What is being asked. Review the material line by line. Identify and copy every line that contains the string "There".

(Collected data)

□ □ □ □

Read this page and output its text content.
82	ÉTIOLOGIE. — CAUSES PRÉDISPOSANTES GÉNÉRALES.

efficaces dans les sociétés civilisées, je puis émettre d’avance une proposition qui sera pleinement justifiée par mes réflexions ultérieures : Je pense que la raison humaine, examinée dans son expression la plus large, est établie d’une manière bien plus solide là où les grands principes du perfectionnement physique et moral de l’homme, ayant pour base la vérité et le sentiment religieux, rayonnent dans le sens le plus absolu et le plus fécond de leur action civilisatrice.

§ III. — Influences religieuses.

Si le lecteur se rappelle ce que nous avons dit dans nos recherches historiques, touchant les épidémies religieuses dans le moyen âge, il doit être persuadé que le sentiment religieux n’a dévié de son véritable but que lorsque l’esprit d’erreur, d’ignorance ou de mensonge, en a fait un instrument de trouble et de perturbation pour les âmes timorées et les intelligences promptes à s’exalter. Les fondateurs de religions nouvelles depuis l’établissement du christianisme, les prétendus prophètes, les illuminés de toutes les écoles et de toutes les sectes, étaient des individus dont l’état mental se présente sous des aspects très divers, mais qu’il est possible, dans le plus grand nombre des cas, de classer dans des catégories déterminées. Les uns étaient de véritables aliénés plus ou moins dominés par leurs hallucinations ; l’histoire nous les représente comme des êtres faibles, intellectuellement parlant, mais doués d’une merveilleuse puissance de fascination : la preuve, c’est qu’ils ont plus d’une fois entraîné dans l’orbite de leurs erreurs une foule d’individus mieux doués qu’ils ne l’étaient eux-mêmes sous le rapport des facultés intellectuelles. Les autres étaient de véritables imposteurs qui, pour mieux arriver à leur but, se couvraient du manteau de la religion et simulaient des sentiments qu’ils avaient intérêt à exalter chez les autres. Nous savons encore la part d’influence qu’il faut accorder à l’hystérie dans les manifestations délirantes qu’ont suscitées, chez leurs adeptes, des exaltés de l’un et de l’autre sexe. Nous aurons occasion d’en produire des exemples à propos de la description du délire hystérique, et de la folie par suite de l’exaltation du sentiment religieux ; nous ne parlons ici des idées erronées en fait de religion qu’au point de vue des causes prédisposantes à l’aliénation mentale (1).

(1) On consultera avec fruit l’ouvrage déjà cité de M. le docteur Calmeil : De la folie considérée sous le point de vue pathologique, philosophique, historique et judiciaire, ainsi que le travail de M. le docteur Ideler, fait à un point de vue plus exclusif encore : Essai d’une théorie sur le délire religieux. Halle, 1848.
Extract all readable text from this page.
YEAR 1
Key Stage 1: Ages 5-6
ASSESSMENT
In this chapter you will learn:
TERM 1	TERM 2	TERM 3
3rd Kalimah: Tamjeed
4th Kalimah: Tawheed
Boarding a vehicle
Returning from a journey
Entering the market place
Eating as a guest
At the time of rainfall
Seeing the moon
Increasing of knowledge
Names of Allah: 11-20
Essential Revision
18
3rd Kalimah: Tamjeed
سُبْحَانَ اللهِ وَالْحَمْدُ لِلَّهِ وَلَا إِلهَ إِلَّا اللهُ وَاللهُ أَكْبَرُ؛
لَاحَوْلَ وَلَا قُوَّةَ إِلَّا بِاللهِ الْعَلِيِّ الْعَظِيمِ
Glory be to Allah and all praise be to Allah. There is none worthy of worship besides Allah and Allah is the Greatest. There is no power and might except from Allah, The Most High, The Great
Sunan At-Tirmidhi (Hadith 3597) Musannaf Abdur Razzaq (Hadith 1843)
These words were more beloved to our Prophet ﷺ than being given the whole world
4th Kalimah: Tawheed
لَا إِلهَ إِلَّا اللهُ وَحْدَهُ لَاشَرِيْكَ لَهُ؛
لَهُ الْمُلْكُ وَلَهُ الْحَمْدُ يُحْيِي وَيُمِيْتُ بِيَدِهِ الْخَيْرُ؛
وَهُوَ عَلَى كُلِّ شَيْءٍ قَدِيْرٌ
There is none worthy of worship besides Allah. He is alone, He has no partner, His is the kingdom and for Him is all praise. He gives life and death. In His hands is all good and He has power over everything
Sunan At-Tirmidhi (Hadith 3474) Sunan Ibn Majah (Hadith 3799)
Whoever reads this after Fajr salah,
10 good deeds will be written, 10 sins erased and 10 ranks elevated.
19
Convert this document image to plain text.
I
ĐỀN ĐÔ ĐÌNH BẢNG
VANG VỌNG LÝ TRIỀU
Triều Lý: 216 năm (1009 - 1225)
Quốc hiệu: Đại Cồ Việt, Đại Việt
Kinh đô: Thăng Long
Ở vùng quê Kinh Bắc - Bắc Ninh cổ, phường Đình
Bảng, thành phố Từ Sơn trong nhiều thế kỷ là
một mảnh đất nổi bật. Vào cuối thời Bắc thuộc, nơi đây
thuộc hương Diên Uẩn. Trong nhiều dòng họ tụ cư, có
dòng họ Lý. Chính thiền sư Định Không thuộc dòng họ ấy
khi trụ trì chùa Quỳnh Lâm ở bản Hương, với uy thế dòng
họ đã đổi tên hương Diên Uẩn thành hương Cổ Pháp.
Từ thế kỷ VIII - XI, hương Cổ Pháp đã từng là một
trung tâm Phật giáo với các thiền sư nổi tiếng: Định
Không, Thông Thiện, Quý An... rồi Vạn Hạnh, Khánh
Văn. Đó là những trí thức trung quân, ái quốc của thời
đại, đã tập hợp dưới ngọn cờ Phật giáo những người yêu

□ □ □ □

Response.
Glory be to Allah and all praise be to Allah. There is none worthy of worship besides Allah and Allah is the Greatest. There is no power and might except from Allah, The Most High, The Great
There is none worthy of worship besides Allah. He is alone, He has no partner, His is the kingdom and for Him is all praise. He gives life and death. In His hands is all good and He has power over everything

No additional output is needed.